- _Record list_
##########
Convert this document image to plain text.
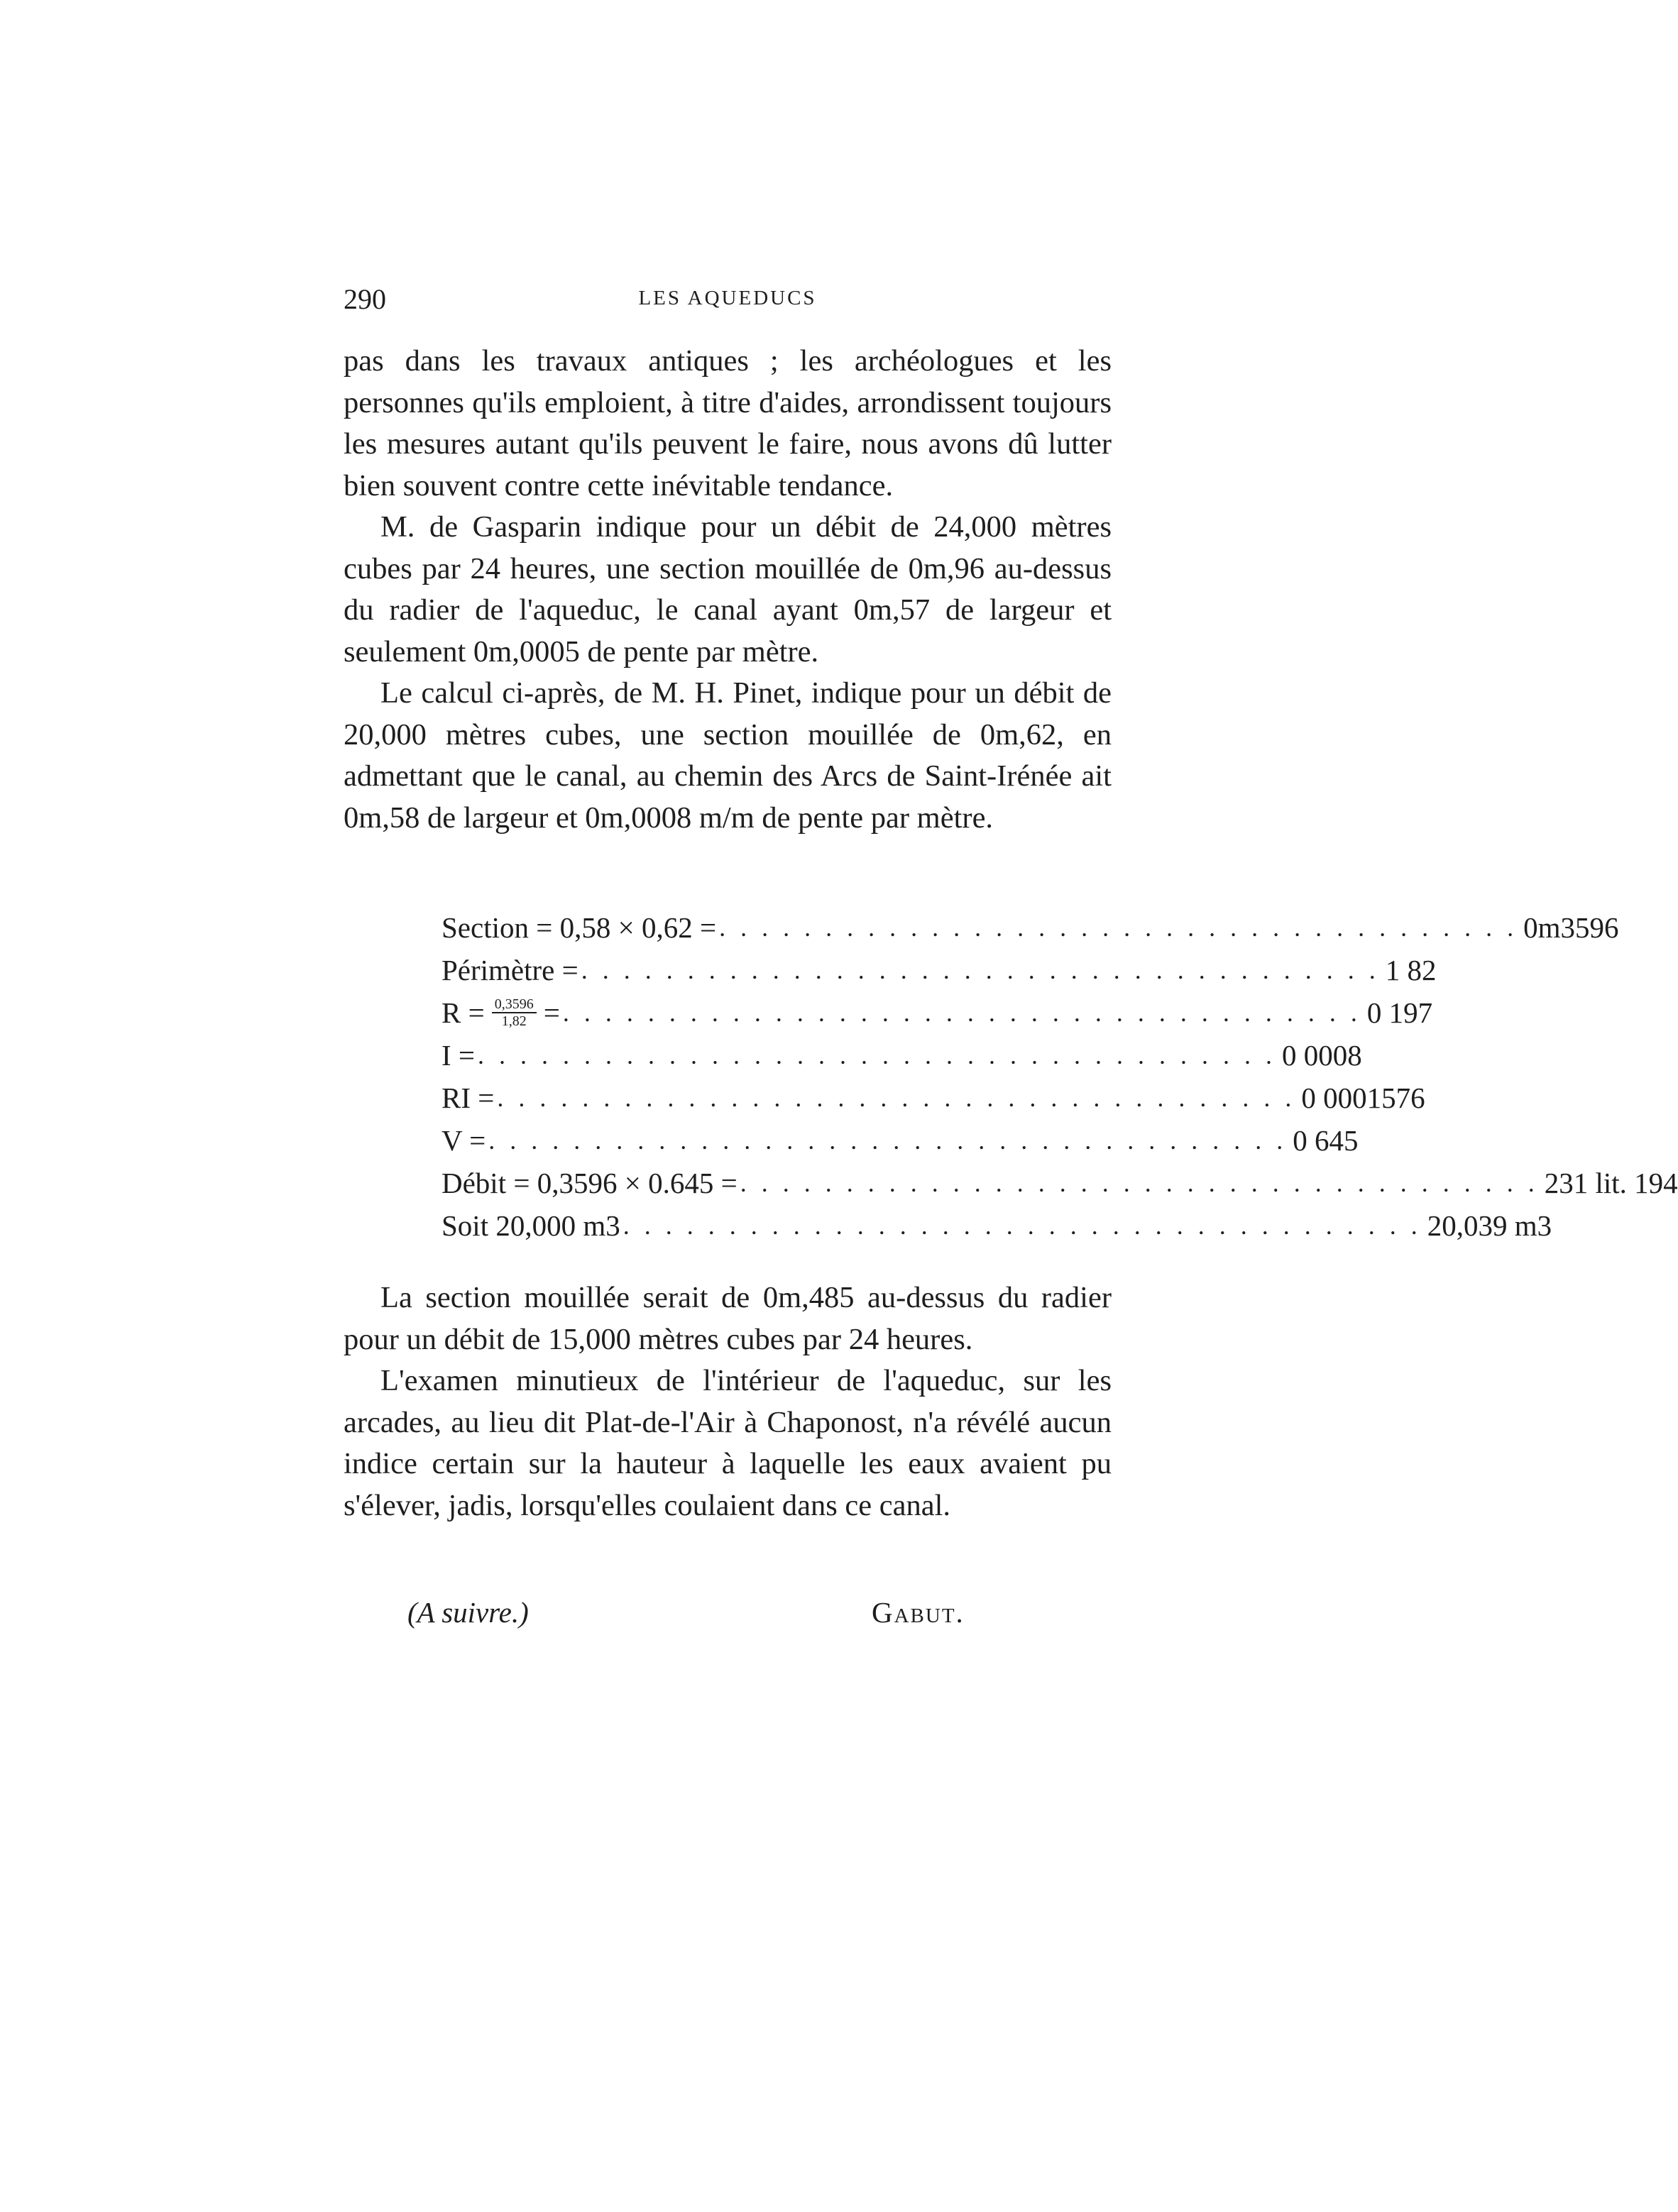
290	LES AQUEDUCS

pas dans les travaux antiques ; les archéologues et les personnes qu'ils emploient, à titre d'aides, arrondissent toujours les mesures autant qu'ils peuvent le faire, nous avons dû lutter bien souvent contre cette inévitable tendance.

M. de Gasparin indique pour un débit de 24,000 mètres cubes par 24 heures, une section mouillée de 0m,96 au-dessus du radier de l'aqueduc, le canal ayant 0m,57 de largeur et seulement 0m,0005 de pente par mètre.

Le calcul ci-après, de M. H. Pinet, indique pour un débit de 20,000 mètres cubes, une section mouillée de 0m,62, en admettant que le canal, au chemin des Arcs de Saint-Irénée ait 0m,58 de largeur et 0m,0008 m/m de pente par mètre.

Section = 0,58 × 0,62 = . . . . . . . . . . . . . . . . . . . . . . . . . . . . . . . . . . . . . . 0m3596
Périmètre = . . . . . . . . . . . . . . . . . . . . . . . . . . . . . . . . . . . . . . 1 82
$R = \frac{0,3596}{1,82}$ = . . . . . . . . . . . . . . . . . . . . . . . . . . . . . . . . . . . . . . 0 197
I = . . . . . . . . . . . . . . . . . . . . . . . . . . . . . . . . . . . . . . 0 0008
RI = . . . . . . . . . . . . . . . . . . . . . . . . . . . . . . . . . . . . . . 0 0001576
V = . . . . . . . . . . . . . . . . . . . . . . . . . . . . . . . . . . . . . . 0 645
Débit = 0,3596 × 0.645 = . . . . . . . . . . . . . . . . . . . . . . . . . . . . . . . . . . . . . . 231 lit. 194
Soit 20,000 m3 . . . . . . . . . . . . . . . . . . . . . . . . . . . . . . . . . . . . . . 20,039 m3

La section mouillée serait de 0m,485 au-dessus du radier pour un débit de 15,000 mètres cubes par 24 heures.

L'examen minutieux de l'intérieur de l'aqueduc, sur les arcades, au lieu dit Plat-de-l'Air à Chaponost, n'a révélé aucun indice certain sur la hauteur à laquelle les eaux avaient pu s'élever, jadis, lorsqu'elles coulaient dans ce canal.

(A suivre.)	Gabut.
##########
All preceding records should be duplicated verbatim, images excepted.

- _Output for this exercise_
Convert this document image to plain text.
290	LES AQUEDUCS

pas dans les travaux antiques ; les archéologues et les personnes qu'ils emploient, à titre d'aides, arrondissent toujours les mesures autant qu'ils peuvent le faire, nous avons dû lutter bien souvent contre cette inévitable tendance.

M. de Gasparin indique pour un débit de 24,000 mètres cubes par 24 heures, une section mouillée de 0m,96 au-dessus du radier de l'aqueduc, le canal ayant 0m,57 de largeur et seulement 0m,0005 de pente par mètre.

Le calcul ci-après, de M. H. Pinet, indique pour un débit de 20,000 mètres cubes, une section mouillée de 0m,62, en admettant que le canal, au chemin des Arcs de Saint-Irénée ait 0m,58 de largeur et 0m,0008 m/m de pente par mètre.

Section = 0,58 × 0,62 = . . . . . . . . . . . . . . . . . . . . . . . . . . . . . . . . . . . . . . 0m3596
Périmètre = . . . . . . . . . . . . . . . . . . . . . . . . . . . . . . . . . . . . . . 1 82
$R = \frac{0,3596}{1,82}$ = . . . . . . . . . . . . . . . . . . . . . . . . . . . . . . . . . . . . . . 0 197
I = . . . . . . . . . . . . . . . . . . . . . . . . . . . . . . . . . . . . . . 0 0008
RI = . . . . . . . . . . . . . . . . . . . . . . . . . . . . . . . . . . . . . . 0 0001576
V = . . . . . . . . . . . . . . . . . . . . . . . . . . . . . . . . . . . . . . 0 645
Débit = 0,3596 × 0.645 = . . . . . . . . . . . . . . . . . . . . . . . . . . . . . . . . . . . . . . 231 lit. 194
Soit 20,000 m3 . . . . . . . . . . . . . . . . . . . . . . . . . . . . . . . . . . . . . . 20,039 m3

La section mouillée serait de 0m,485 au-dessus du radier pour un débit de 15,000 mètres cubes par 24 heures.

L'examen minutieux de l'intérieur de l'aqueduc, sur les arcades, au lieu dit Plat-de-l'Air à Chaponost, n'a révélé aucun indice certain sur la hauteur à laquelle les eaux avaient pu s'élever, jadis, lorsqu'elles coulaient dans ce canal.

(A suivre.)	Gabut.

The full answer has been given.